What is being asked | Count how many lines of the material hold "Стандартинформ". Respond with that number alone.

Supplied records |

________________________

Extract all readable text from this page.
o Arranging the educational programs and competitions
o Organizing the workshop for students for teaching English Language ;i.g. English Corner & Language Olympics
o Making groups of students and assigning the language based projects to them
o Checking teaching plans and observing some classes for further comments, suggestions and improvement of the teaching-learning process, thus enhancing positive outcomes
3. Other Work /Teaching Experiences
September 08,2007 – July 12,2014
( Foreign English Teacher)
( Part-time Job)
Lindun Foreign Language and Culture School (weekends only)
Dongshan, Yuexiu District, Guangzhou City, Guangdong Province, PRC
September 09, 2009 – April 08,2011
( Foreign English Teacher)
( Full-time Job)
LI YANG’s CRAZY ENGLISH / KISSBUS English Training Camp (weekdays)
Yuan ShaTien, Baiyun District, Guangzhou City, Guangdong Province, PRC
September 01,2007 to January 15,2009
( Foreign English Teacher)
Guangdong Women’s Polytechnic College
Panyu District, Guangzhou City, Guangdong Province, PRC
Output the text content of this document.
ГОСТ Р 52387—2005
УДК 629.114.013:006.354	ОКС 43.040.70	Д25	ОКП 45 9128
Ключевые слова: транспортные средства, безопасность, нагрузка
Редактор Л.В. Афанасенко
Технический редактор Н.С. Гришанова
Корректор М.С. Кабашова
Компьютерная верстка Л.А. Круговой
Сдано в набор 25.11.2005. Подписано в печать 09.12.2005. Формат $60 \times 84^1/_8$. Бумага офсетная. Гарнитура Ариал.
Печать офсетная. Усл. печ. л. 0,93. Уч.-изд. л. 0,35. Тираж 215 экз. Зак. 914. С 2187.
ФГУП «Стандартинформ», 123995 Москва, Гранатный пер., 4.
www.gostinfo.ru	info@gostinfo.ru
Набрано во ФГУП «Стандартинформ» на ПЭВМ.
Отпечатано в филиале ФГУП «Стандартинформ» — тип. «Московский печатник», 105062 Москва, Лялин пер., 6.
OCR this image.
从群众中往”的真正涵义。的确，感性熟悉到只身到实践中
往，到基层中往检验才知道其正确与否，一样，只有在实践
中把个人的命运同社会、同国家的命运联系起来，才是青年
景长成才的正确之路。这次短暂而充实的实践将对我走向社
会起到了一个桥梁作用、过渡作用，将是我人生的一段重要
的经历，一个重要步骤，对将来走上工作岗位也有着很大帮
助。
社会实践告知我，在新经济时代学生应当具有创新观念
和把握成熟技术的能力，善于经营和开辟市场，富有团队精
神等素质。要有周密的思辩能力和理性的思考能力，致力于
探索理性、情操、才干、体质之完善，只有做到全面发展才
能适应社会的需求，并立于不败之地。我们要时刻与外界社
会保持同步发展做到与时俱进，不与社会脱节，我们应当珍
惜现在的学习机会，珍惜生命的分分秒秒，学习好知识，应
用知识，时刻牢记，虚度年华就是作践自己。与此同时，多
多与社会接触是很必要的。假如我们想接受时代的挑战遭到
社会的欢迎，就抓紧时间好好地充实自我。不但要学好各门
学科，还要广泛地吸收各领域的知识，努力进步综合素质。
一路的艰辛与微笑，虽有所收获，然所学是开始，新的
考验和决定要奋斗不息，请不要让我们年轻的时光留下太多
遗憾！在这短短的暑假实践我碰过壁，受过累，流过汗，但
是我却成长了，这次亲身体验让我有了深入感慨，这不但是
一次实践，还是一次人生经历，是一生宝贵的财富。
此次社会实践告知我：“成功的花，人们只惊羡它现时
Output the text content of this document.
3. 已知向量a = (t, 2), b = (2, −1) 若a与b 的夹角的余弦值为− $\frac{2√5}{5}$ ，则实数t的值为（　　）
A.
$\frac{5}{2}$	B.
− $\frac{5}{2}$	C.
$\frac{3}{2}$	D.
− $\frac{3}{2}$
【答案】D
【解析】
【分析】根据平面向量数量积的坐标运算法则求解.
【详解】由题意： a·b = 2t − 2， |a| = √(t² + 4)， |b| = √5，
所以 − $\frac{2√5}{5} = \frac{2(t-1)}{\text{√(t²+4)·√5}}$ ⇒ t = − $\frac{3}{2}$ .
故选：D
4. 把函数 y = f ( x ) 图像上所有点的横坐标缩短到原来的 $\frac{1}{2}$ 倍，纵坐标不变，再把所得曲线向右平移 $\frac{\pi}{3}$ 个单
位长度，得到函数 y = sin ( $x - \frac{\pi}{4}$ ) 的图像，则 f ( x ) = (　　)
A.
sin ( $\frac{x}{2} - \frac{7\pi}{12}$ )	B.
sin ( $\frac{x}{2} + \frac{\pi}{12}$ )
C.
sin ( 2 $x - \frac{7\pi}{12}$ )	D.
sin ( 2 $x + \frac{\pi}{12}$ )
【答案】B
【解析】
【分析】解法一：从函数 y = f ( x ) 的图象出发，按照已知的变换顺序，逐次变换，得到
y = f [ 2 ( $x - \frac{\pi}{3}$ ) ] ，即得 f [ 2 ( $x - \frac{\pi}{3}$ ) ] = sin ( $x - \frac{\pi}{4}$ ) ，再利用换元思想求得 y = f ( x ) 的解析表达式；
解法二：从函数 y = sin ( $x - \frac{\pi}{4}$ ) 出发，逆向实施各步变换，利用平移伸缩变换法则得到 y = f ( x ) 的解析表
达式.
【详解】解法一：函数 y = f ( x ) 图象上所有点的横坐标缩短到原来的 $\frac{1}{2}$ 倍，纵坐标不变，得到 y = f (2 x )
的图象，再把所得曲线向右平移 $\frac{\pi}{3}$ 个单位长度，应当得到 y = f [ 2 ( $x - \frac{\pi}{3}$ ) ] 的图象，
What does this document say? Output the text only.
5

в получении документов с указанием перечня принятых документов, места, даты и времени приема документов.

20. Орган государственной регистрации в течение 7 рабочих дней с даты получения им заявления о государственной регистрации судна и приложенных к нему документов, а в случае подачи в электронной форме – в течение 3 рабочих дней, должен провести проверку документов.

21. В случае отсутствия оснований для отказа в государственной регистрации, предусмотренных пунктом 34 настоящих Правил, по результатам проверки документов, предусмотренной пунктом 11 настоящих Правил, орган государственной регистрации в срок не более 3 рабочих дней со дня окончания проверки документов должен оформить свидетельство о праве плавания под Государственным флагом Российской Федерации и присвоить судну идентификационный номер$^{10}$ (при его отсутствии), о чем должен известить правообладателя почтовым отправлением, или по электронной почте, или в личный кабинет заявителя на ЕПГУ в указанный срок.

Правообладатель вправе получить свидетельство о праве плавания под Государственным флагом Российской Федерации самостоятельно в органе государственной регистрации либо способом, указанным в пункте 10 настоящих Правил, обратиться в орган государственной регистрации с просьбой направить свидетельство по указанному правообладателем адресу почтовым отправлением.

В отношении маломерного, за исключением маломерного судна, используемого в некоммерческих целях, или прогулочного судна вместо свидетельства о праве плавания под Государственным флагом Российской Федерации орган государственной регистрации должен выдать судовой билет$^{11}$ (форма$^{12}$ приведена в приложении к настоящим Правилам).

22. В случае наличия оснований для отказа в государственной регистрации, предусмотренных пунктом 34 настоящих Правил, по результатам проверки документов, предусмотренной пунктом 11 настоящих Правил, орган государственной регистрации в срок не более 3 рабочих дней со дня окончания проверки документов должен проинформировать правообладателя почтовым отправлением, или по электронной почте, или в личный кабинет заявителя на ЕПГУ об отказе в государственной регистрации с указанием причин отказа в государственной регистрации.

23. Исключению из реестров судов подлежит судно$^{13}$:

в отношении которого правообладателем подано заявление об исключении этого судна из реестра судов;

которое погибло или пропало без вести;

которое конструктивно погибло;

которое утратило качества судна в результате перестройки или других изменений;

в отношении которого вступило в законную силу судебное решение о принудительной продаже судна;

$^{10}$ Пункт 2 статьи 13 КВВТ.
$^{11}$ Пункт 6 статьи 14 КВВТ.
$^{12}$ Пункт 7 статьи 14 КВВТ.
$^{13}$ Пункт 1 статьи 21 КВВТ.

________________________

Response | 3